● **LA CONSIGNE**:
Recopiez tel quel tout ce qui va du début des enregistrements jusqu'à la ligne contenant "milestone-marker [418, 688, 442, 716]", cette ligne comprise.

• • •

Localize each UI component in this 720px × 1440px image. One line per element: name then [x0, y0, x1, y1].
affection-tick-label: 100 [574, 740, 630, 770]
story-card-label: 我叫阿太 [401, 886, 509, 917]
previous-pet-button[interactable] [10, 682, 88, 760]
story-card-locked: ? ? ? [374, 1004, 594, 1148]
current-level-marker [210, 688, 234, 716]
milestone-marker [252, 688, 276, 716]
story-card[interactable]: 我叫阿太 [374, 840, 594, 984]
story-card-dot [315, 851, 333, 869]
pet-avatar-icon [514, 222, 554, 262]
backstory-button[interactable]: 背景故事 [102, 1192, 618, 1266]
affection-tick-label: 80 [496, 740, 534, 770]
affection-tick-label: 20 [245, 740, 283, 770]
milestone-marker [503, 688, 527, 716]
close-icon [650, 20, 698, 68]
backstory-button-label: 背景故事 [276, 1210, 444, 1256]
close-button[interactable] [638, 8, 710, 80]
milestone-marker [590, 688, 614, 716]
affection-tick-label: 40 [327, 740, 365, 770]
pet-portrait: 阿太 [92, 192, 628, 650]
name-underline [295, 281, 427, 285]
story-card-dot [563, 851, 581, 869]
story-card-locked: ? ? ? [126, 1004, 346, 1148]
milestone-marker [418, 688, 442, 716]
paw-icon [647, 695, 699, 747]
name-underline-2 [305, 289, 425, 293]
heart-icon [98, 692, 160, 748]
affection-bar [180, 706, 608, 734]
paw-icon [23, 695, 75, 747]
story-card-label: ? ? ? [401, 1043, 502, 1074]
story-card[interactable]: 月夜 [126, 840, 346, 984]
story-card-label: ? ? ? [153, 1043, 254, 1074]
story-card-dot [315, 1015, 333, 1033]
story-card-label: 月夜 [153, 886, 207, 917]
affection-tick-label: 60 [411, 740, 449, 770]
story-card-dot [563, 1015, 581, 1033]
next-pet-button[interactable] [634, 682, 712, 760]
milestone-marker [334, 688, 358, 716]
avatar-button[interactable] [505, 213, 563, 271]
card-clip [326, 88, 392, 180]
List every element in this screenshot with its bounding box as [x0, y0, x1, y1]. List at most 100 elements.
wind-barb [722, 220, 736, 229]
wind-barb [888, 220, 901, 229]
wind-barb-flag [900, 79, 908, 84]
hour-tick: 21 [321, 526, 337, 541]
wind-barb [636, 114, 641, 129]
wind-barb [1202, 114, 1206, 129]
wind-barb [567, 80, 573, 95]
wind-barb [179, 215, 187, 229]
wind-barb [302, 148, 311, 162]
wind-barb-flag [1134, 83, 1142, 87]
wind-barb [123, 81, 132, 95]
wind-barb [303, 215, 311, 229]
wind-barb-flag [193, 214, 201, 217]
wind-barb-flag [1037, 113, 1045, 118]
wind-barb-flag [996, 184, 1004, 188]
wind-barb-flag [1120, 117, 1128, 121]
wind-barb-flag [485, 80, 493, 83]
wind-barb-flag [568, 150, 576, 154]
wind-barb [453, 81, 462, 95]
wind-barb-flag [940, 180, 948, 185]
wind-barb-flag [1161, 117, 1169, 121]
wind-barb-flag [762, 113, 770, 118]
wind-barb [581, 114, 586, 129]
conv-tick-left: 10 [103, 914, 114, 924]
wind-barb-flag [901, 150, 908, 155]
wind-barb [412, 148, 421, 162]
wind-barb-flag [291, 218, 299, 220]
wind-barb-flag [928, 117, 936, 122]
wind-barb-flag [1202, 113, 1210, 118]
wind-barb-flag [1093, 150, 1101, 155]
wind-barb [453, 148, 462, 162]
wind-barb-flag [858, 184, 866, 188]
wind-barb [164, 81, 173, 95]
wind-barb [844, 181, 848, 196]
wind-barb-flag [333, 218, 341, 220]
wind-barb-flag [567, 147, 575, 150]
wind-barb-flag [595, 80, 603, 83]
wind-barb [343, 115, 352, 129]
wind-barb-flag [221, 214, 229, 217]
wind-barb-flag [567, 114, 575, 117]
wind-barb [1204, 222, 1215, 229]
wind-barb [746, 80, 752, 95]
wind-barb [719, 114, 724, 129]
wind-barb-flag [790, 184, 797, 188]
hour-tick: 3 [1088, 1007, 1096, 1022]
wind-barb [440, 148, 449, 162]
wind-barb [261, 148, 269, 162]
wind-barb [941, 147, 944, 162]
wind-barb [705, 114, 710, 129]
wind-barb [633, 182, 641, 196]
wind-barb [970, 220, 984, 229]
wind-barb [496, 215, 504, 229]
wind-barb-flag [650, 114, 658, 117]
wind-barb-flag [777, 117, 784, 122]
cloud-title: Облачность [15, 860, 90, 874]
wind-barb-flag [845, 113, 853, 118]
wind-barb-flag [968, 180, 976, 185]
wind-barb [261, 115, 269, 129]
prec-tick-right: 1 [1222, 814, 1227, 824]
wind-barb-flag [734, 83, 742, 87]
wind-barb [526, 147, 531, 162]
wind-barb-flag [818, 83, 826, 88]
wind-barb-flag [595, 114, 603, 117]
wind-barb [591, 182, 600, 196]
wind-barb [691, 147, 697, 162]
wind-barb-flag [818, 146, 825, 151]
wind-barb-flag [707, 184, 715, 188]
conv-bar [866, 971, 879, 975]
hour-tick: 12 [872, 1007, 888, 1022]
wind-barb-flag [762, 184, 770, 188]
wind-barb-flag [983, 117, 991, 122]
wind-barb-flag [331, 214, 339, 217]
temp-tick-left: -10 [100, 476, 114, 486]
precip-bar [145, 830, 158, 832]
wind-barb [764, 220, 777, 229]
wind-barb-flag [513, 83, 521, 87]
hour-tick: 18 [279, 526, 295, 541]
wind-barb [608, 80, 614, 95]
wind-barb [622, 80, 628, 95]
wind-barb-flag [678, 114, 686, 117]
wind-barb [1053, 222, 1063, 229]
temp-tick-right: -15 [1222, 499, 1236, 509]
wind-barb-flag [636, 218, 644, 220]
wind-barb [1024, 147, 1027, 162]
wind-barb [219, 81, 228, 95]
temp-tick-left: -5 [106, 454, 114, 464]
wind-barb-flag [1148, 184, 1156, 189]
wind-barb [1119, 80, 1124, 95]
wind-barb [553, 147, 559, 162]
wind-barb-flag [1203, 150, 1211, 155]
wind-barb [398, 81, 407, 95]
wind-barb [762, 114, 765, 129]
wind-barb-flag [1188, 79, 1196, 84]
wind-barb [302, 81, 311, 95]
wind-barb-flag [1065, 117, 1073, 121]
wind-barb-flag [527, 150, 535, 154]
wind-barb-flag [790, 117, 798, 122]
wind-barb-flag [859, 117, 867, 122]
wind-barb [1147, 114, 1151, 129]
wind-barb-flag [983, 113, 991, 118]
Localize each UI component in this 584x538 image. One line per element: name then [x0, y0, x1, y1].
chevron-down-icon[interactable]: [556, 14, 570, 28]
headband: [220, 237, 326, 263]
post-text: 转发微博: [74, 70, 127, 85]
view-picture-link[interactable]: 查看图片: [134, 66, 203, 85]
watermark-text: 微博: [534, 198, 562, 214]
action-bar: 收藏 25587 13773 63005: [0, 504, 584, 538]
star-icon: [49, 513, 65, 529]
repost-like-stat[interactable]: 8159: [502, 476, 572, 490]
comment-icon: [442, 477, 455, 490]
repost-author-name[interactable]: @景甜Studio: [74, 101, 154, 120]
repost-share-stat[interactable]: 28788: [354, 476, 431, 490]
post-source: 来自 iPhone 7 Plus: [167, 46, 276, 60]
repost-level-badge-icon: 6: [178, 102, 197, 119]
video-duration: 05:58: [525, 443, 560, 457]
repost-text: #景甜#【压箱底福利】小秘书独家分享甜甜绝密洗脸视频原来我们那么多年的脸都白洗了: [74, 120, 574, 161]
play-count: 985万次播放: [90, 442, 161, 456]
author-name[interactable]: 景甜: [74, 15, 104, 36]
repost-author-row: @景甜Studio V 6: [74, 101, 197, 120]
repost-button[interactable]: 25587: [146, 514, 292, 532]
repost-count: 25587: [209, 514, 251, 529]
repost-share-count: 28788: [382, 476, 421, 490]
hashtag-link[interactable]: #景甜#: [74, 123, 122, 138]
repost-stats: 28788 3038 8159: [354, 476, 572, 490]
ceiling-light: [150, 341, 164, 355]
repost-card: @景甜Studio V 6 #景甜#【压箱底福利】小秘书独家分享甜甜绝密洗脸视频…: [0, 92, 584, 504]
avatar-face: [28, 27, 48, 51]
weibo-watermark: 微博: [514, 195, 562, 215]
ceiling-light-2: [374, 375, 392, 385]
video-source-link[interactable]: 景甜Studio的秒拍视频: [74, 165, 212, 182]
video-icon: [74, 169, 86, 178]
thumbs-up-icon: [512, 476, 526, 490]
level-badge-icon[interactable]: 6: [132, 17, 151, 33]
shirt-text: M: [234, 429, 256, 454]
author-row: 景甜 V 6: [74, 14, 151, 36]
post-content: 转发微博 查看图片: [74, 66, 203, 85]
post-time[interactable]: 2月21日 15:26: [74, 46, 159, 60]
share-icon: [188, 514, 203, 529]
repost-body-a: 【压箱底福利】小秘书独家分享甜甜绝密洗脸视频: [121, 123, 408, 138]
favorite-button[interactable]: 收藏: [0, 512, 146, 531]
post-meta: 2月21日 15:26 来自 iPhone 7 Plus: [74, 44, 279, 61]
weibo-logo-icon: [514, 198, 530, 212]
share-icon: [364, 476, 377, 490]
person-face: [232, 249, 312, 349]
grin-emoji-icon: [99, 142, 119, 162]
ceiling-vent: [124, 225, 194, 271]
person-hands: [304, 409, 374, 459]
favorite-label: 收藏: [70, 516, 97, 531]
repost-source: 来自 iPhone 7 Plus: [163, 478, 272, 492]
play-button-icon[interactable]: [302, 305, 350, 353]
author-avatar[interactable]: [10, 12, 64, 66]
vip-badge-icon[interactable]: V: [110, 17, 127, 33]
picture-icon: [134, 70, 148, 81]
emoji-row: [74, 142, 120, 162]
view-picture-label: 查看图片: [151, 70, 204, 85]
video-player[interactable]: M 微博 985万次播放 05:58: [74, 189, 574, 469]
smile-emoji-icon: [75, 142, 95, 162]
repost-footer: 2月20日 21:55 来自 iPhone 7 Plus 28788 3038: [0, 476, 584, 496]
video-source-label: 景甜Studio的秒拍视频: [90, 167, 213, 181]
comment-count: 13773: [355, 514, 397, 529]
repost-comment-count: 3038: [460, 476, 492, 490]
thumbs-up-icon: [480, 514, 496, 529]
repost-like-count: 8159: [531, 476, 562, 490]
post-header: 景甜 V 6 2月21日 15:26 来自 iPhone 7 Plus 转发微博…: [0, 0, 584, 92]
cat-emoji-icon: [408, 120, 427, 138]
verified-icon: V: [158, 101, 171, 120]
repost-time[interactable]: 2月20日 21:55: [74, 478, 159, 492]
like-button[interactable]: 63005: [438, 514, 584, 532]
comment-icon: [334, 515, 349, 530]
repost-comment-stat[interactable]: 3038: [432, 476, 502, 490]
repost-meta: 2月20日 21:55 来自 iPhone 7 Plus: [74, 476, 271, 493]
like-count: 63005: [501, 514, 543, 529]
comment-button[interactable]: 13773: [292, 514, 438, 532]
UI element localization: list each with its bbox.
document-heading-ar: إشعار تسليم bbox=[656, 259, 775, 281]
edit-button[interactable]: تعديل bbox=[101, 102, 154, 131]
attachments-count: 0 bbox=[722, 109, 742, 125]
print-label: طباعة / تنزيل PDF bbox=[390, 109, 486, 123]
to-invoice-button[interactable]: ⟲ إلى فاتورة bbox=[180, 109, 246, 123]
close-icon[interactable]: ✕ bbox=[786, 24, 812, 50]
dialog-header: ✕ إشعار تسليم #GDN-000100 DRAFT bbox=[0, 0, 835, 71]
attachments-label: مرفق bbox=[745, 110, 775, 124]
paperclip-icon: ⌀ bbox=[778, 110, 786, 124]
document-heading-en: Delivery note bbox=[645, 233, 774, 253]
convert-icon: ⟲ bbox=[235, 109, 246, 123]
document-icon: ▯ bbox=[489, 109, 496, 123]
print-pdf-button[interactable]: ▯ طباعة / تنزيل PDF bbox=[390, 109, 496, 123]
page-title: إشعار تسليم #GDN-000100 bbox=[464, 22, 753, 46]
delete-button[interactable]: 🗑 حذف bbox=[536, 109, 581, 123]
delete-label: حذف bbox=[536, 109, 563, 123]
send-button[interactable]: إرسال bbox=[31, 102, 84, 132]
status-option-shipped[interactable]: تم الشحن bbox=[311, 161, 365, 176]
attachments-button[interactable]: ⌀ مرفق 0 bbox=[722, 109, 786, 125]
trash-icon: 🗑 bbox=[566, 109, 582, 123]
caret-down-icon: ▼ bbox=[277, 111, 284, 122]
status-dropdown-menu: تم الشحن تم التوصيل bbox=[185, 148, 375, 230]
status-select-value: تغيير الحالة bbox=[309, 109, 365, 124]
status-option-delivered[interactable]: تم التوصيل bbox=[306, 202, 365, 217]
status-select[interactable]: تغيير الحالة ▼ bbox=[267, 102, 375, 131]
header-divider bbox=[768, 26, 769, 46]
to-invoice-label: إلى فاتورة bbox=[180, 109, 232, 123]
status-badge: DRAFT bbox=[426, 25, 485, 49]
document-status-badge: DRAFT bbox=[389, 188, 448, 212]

• • •

● **SOLUTION COMPLÈTE**:
Localize each UI component in this 720px × 1440px image. One line per element: name then [x0, y0, x1, y1].
affection-tick-label: 100 [574, 740, 630, 770]
story-card-label: 我叫阿太 [401, 886, 509, 917]
previous-pet-button[interactable] [10, 682, 88, 760]
story-card-locked: ? ? ? [374, 1004, 594, 1148]
current-level-marker [210, 688, 234, 716]
milestone-marker [252, 688, 276, 716]
story-card[interactable]: 我叫阿太 [374, 840, 594, 984]
story-card-dot [315, 851, 333, 869]
pet-avatar-icon [514, 222, 554, 262]
backstory-button[interactable]: 背景故事 [102, 1192, 618, 1266]
affection-tick-label: 80 [496, 740, 534, 770]
affection-tick-label: 20 [245, 740, 283, 770]
milestone-marker [503, 688, 527, 716]
close-icon [650, 20, 698, 68]
backstory-button-label: 背景故事 [276, 1210, 444, 1256]
close-button[interactable] [638, 8, 710, 80]
milestone-marker [590, 688, 614, 716]
affection-tick-label: 40 [327, 740, 365, 770]
pet-portrait: 阿太 [92, 192, 628, 650]
name-underline [295, 281, 427, 285]
story-card-dot [563, 851, 581, 869]
story-card-locked: ? ? ? [126, 1004, 346, 1148]
milestone-marker [418, 688, 442, 716]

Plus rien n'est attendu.